::: Input :::

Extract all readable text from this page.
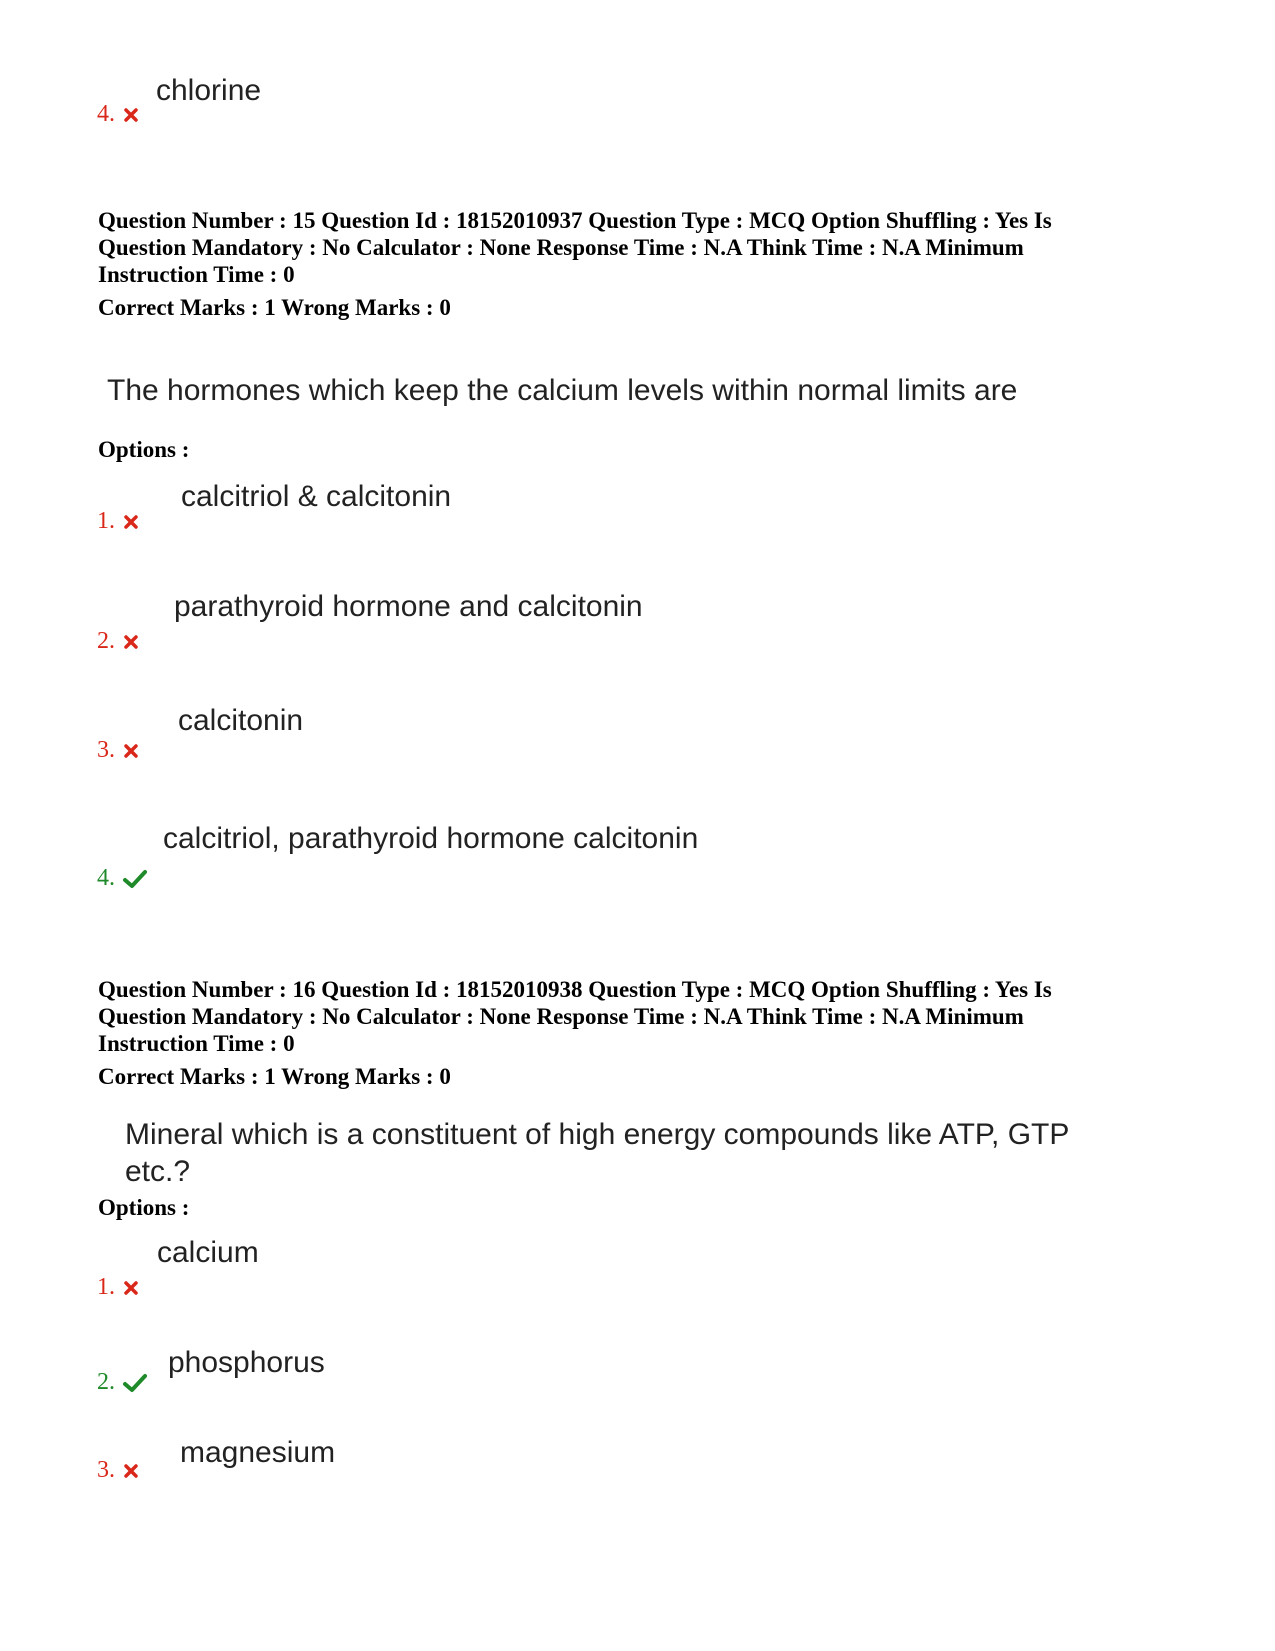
chlorine
4.
Question Number : 15 Question Id : 18152010937 Question Type : MCQ Option Shuffling : Yes Is
Question Mandatory : No Calculator : None Response Time : N.A Think Time : N.A Minimum
Instruction Time : 0
Correct Marks : 1 Wrong Marks : 0
The hormones which keep the calcium levels within normal limits are
Options :
calcitriol & calcitonin
1.
parathyroid hormone and calcitonin
2.
calcitonin
3.
calcitriol, parathyroid hormone calcitonin
4.
Question Number : 16 Question Id : 18152010938 Question Type : MCQ Option Shuffling : Yes Is
Question Mandatory : No Calculator : None Response Time : N.A Think Time : N.A Minimum
Instruction Time : 0
Correct Marks : 1 Wrong Marks : 0
Mineral which is a constituent of high energy compounds like ATP, GTP
etc.?
Options :
calcium
1.
phosphorus
2.
magnesium
3.
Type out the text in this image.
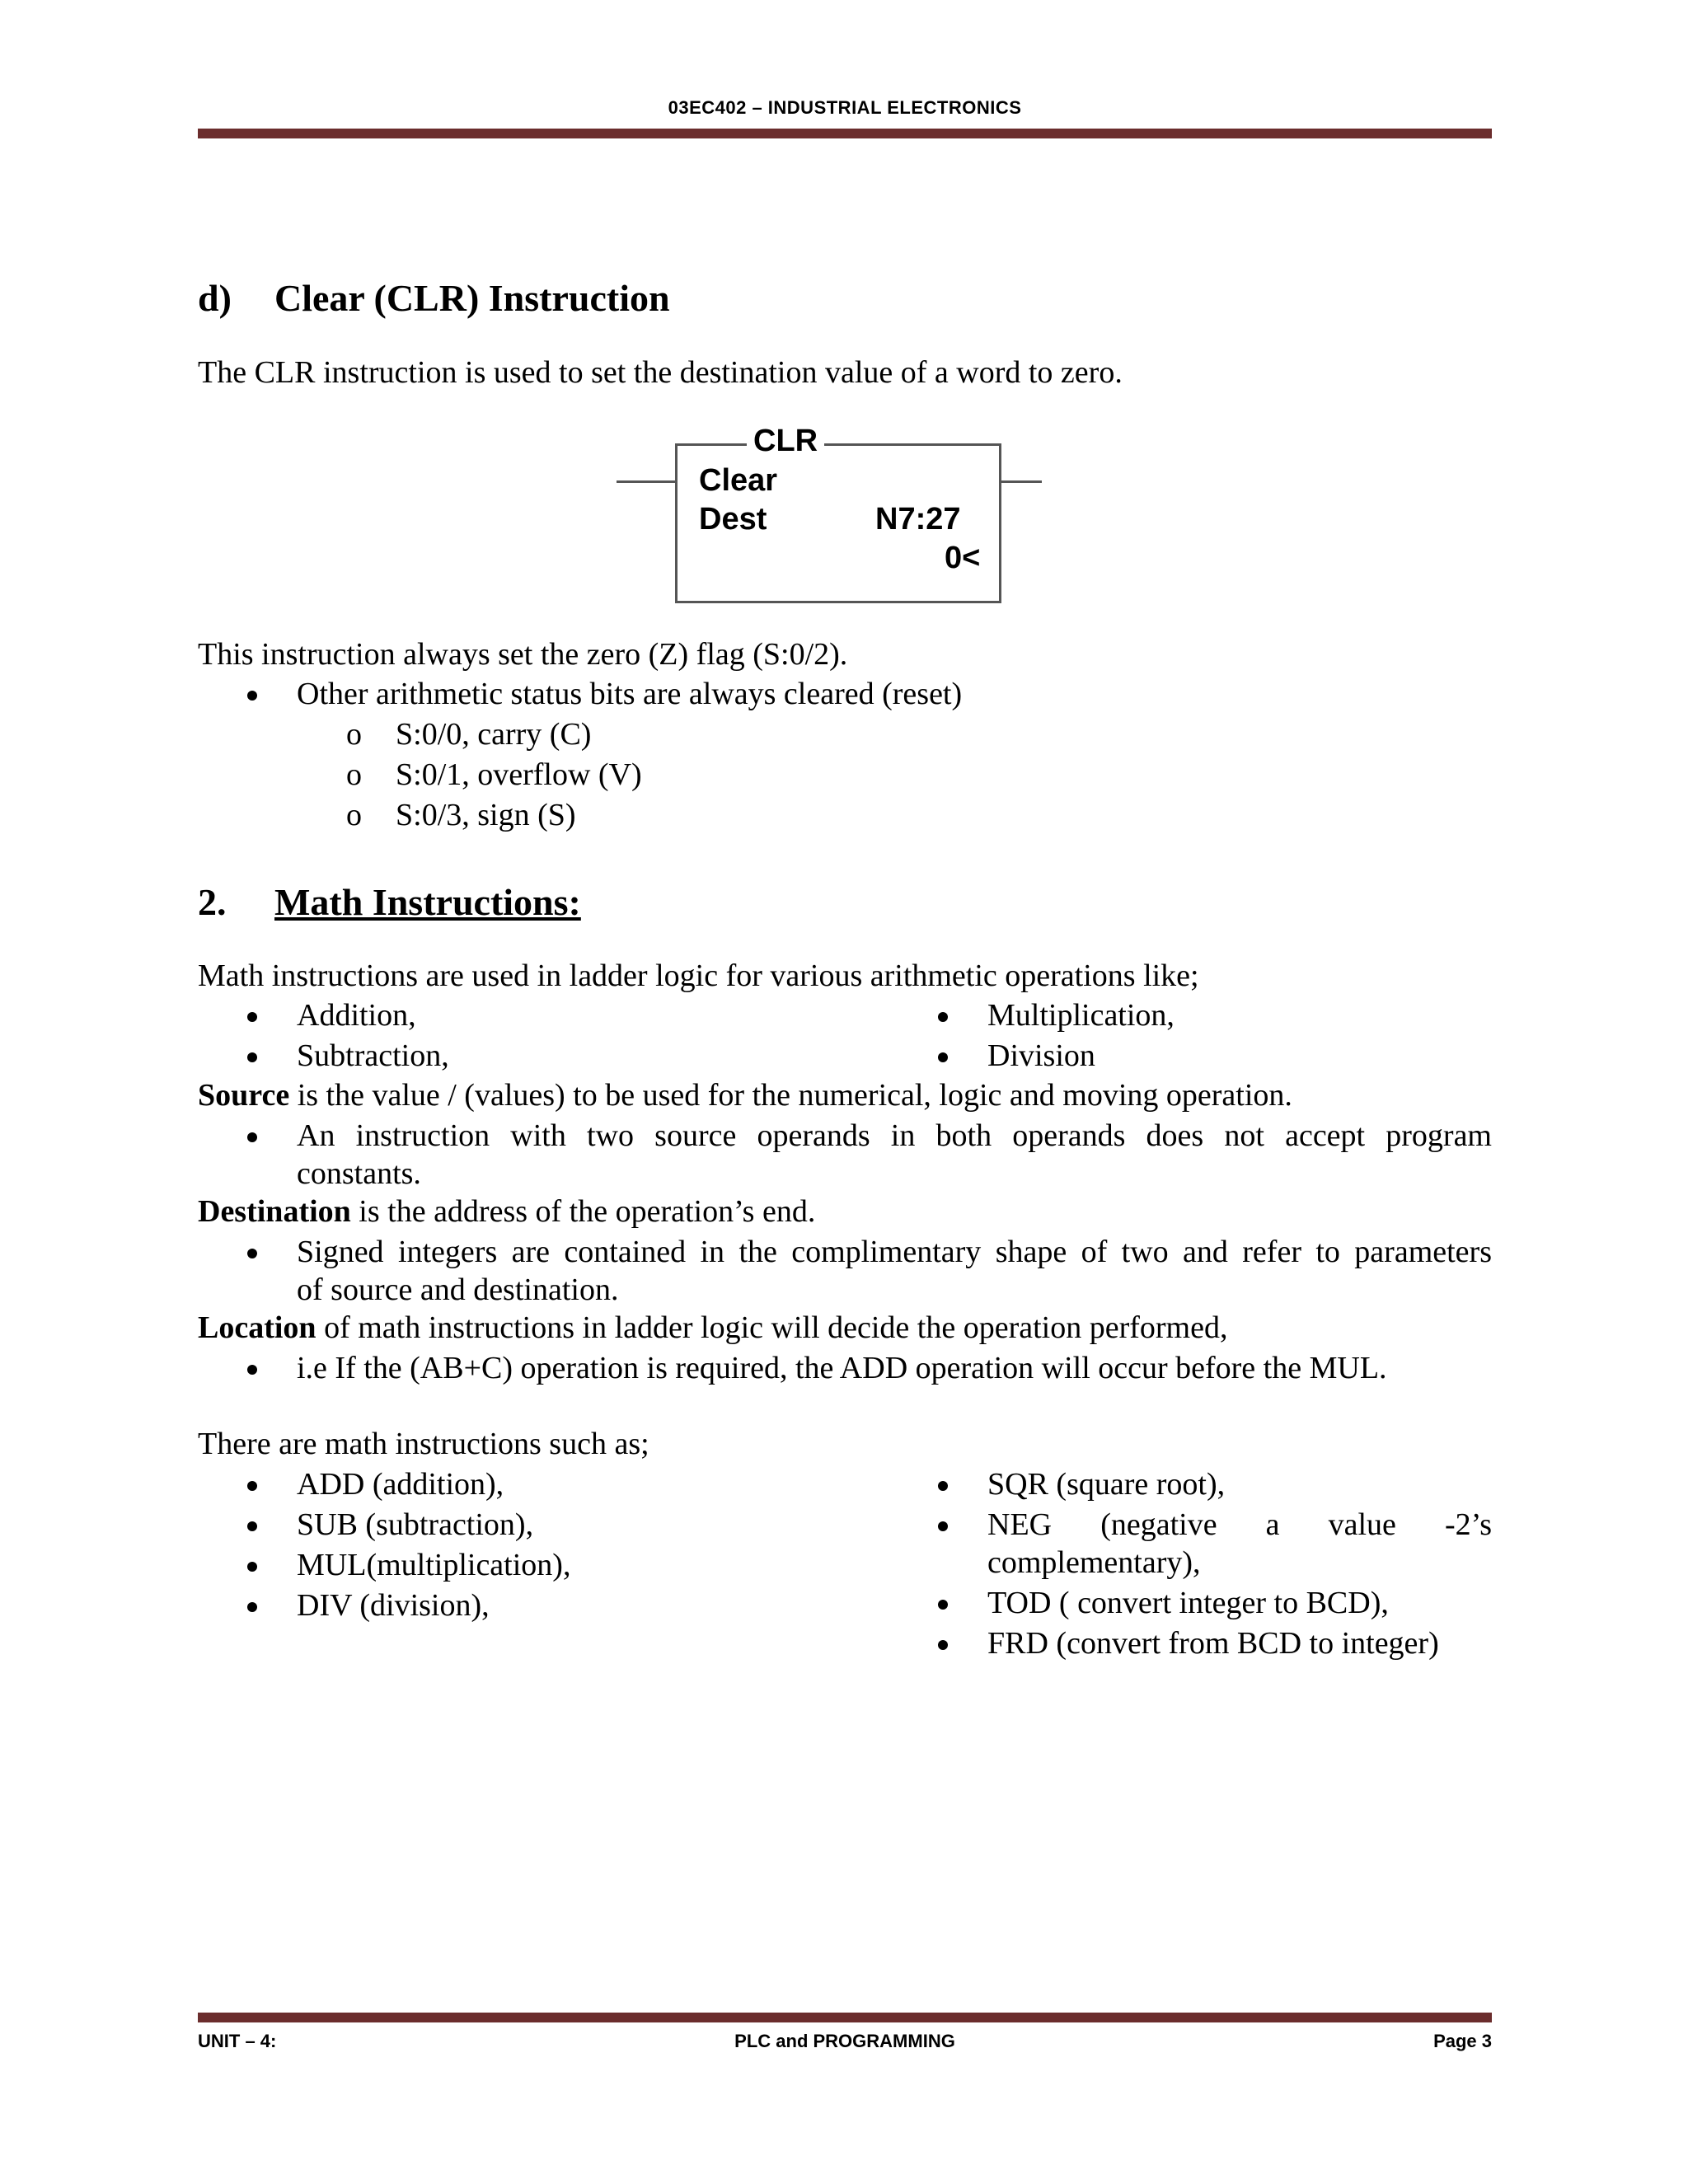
03EC402 – INDUSTRIAL ELECTRONICS
CLR
Clear
Dest	N7:27
0<
d) Clear (CLR) Instruction

The CLR instruction is used to set the destination value of a word to zero.

This instruction always set the zero (Z) flag (S:0/2).

Other arithmetic status bits are always cleared (reset)

o S:0/0, carry (C)

o S:0/1, overflow (V)

o S:0/3, sign (S)

2. Math Instructions:

Math instructions are used in ladder logic for various arithmetic operations like;

Addition,

Subtraction,

Multiplication,

Division

Source is the value / (values) to be used for the numerical, logic and moving operation.

An instruction with two source operands in both operands does not accept program

constants.

Destination is the address of the operation’s end.

Signed integers are contained in the complimentary shape of two and refer to parameters

of source and destination.

Location of math instructions in ladder logic will decide the operation performed,

i.e If the (AB+C) operation is required, the ADD operation will occur before the MUL.

There are math instructions such as;

ADD (addition),

SUB (subtraction),

MUL(multiplication),

DIV (division),

SQR (square root),

NEG (negative a value -2’s

complementary),

TOD ( convert integer to BCD),

FRD (convert from BCD to integer)

UNIT – 4:	PLC and PROGRAMMING	Page 3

:::

§ **What to do**
Without including the pictures, return each record above exactly as it stands.

§ **Output of the exercise**
Extract all readable text from this page.
chlorine
4.
Question Number : 15 Question Id : 18152010937 Question Type : MCQ Option Shuffling : Yes Is
Question Mandatory : No Calculator : None Response Time : N.A Think Time : N.A Minimum
Instruction Time : 0
Correct Marks : 1 Wrong Marks : 0
The hormones which keep the calcium levels within normal limits are
Options :
calcitriol & calcitonin
1.
parathyroid hormone and calcitonin
2.
calcitonin
3.
calcitriol, parathyroid hormone calcitonin
4.
Question Number : 16 Question Id : 18152010938 Question Type : MCQ Option Shuffling : Yes Is
Question Mandatory : No Calculator : None Response Time : N.A Think Time : N.A Minimum
Instruction Time : 0
Correct Marks : 1 Wrong Marks : 0
Mineral which is a constituent of high energy compounds like ATP, GTP
etc.?
Options :
calcium
1.
phosphorus
2.
magnesium
3.
Type out the text in this image.
03EC402 – INDUSTRIAL ELECTRONICS
CLR
Clear
Dest	N7:27
0<
d) Clear (CLR) Instruction

The CLR instruction is used to set the destination value of a word to zero.

This instruction always set the zero (Z) flag (S:0/2).

Other arithmetic status bits are always cleared (reset)

o S:0/0, carry (C)

o S:0/1, overflow (V)

o S:0/3, sign (S)

2. Math Instructions:

Math instructions are used in ladder logic for various arithmetic operations like;

Addition,

Subtraction,

Multiplication,

Division

Source is the value / (values) to be used for the numerical, logic and moving operation.

An instruction with two source operands in both operands does not accept program

constants.

Destination is the address of the operation’s end.

Signed integers are contained in the complimentary shape of two and refer to parameters

of source and destination.

Location of math instructions in ladder logic will decide the operation performed,

i.e If the (AB+C) operation is required, the ADD operation will occur before the MUL.

There are math instructions such as;

ADD (addition),

SUB (subtraction),

MUL(multiplication),

DIV (division),

SQR (square root),

NEG (negative a value -2’s

complementary),

TOD ( convert integer to BCD),

FRD (convert from BCD to integer)

UNIT – 4:	PLC and PROGRAMMING	Page 3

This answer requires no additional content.